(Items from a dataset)
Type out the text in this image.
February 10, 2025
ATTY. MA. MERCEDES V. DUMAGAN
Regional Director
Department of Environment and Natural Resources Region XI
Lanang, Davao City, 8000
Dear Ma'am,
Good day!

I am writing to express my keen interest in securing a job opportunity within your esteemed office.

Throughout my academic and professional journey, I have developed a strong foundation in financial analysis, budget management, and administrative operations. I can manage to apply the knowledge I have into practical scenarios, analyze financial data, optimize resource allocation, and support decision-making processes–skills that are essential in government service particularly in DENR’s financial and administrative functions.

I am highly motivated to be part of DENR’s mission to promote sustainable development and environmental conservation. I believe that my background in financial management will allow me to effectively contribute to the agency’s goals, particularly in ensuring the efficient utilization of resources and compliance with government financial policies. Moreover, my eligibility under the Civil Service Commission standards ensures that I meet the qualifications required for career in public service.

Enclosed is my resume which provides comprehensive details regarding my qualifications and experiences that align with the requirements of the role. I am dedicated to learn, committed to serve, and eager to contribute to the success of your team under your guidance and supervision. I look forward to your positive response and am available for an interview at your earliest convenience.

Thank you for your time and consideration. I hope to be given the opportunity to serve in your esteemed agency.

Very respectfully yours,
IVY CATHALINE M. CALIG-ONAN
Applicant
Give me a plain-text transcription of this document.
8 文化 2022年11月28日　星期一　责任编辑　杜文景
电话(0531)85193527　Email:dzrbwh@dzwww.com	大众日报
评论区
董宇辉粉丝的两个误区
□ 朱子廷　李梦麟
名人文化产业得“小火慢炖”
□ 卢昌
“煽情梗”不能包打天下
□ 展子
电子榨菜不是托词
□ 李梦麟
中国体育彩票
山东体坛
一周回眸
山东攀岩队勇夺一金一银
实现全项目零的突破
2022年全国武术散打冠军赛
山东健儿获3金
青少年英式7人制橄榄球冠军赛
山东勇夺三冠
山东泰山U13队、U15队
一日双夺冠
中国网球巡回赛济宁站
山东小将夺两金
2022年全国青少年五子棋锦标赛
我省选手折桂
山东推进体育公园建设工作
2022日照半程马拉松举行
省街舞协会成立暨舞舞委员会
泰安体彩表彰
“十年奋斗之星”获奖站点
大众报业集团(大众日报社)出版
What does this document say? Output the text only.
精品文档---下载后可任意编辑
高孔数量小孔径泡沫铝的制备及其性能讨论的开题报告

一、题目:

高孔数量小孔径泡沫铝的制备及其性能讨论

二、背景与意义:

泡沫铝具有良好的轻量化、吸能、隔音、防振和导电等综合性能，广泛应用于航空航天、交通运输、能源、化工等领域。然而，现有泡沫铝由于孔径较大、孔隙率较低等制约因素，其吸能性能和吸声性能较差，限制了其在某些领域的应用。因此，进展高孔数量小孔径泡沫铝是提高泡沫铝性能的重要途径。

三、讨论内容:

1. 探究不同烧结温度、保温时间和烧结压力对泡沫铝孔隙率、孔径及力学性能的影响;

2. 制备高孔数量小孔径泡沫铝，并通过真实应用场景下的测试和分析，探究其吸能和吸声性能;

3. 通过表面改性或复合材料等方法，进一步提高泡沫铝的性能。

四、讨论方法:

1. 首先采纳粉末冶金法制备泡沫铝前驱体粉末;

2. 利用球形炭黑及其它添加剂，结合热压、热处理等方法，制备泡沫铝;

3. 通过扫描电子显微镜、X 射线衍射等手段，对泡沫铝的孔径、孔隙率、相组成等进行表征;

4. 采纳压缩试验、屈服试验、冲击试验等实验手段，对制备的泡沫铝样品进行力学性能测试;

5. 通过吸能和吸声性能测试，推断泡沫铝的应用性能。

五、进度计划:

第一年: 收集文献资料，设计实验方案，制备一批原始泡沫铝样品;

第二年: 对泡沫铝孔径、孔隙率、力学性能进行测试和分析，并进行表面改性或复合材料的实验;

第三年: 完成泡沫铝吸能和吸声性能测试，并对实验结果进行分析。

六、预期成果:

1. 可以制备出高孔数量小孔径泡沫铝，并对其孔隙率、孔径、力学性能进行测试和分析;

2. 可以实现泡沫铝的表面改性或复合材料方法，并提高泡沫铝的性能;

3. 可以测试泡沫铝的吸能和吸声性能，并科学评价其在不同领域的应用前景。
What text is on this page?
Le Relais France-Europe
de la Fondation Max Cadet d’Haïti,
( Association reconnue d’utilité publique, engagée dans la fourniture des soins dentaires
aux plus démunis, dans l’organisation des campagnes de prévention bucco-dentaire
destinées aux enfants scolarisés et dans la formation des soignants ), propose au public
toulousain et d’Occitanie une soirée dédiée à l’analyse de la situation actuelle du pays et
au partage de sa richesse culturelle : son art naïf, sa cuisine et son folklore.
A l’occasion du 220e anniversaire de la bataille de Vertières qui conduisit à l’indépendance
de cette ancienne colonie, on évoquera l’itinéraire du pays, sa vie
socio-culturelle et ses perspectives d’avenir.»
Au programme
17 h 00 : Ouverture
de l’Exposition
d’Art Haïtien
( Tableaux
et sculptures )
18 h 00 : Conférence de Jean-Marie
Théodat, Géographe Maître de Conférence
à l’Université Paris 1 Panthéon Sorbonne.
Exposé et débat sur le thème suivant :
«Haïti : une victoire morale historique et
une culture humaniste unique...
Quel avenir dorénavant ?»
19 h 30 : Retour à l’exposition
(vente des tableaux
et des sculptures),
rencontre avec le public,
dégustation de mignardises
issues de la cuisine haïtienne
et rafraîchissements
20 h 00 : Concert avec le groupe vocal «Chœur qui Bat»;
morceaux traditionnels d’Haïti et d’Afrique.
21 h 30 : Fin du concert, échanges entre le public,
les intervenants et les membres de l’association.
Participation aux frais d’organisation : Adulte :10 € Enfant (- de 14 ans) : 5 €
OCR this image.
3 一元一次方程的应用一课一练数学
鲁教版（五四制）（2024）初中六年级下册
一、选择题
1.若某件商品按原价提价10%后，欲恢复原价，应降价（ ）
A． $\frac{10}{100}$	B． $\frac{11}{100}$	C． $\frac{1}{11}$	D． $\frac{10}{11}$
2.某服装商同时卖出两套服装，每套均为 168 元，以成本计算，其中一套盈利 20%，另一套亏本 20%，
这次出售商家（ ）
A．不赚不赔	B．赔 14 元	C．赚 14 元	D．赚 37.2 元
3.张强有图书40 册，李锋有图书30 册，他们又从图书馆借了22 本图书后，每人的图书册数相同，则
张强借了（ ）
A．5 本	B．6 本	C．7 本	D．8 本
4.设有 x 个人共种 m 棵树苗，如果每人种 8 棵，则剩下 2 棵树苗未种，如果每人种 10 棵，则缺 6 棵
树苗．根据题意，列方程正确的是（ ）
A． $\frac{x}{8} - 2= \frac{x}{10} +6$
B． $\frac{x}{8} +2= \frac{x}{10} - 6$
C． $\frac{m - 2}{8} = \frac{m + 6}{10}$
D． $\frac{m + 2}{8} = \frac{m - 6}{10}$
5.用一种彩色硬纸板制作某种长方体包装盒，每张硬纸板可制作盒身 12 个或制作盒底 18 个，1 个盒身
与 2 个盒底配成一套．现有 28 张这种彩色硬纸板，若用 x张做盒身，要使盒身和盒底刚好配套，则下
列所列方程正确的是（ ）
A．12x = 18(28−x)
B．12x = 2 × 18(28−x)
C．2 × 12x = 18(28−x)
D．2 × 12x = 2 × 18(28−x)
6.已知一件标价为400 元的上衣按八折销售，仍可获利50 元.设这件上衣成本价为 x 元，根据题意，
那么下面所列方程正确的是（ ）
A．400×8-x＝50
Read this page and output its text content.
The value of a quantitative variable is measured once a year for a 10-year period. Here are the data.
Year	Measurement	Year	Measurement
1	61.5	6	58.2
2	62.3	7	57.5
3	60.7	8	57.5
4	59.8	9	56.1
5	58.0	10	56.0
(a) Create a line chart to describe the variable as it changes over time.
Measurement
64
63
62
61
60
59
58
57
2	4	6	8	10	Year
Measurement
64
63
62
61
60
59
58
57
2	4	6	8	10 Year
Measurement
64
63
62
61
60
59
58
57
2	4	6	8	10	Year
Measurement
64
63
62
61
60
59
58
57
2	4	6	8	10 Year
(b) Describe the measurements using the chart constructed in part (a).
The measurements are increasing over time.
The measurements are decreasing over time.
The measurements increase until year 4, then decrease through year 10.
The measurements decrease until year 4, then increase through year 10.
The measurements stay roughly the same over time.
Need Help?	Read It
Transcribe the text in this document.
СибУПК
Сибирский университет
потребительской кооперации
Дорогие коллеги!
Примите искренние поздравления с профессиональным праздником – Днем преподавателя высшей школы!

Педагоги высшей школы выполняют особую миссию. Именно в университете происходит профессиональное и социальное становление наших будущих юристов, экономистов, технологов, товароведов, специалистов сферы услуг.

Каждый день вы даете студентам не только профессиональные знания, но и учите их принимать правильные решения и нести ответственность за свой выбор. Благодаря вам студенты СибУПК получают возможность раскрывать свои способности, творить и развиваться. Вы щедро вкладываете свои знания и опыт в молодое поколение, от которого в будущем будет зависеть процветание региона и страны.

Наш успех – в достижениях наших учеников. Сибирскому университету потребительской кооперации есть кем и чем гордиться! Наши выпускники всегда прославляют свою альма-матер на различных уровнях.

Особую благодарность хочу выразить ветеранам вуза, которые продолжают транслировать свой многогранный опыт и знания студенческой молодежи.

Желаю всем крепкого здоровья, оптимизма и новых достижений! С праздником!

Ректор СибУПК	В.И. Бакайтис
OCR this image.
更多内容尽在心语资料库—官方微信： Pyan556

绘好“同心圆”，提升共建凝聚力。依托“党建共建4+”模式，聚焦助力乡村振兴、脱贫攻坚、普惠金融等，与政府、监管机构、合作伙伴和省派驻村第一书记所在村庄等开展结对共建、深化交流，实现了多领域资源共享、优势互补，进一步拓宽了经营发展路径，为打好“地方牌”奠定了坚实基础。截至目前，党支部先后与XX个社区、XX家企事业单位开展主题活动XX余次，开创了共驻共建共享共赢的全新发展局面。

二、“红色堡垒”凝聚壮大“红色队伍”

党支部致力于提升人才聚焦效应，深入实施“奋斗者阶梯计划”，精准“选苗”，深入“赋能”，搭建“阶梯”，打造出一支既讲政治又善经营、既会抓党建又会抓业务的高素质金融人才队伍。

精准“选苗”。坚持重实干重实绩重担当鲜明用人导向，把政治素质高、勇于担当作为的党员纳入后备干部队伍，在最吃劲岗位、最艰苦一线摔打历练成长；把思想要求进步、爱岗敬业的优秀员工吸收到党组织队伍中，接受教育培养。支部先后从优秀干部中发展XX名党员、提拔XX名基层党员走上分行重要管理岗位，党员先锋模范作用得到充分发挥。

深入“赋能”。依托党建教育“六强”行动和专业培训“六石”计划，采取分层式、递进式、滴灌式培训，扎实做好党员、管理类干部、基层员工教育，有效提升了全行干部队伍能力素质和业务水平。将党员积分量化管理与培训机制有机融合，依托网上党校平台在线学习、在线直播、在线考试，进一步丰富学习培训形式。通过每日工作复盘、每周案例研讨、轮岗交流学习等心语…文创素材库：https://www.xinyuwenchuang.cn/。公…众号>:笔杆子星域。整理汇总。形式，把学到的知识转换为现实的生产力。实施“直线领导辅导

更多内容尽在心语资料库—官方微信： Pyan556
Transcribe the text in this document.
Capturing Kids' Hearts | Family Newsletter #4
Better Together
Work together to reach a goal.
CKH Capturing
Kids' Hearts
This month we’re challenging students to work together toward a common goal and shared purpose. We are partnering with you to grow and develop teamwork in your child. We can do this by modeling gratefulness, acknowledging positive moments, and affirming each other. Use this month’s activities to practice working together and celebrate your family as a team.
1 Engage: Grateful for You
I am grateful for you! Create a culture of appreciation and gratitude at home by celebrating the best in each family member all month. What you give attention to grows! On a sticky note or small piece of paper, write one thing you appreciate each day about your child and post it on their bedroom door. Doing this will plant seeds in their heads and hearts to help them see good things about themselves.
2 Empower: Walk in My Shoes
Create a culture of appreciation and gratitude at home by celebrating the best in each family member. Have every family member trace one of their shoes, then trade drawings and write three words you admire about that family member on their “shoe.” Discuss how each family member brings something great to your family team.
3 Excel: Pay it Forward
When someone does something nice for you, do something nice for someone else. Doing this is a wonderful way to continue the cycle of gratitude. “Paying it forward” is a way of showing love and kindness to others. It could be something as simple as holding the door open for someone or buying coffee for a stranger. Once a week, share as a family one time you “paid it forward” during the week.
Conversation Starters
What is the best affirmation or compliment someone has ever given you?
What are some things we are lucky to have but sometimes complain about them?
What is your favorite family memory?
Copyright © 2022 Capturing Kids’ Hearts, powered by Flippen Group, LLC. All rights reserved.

#### [What you are asked to do]
Using the entries above, return each line in which the word "力学性能进行测试和分析" occurs.

#### [The result]
第二年: 对泡沫铝孔径、孔隙率、力学性能进行测试和分析，并进行表面改性或复合材料的实验;
1. 可以制备出高孔数量小孔径泡沫铝，并对其孔隙率、孔径、力学性能进行测试和分析;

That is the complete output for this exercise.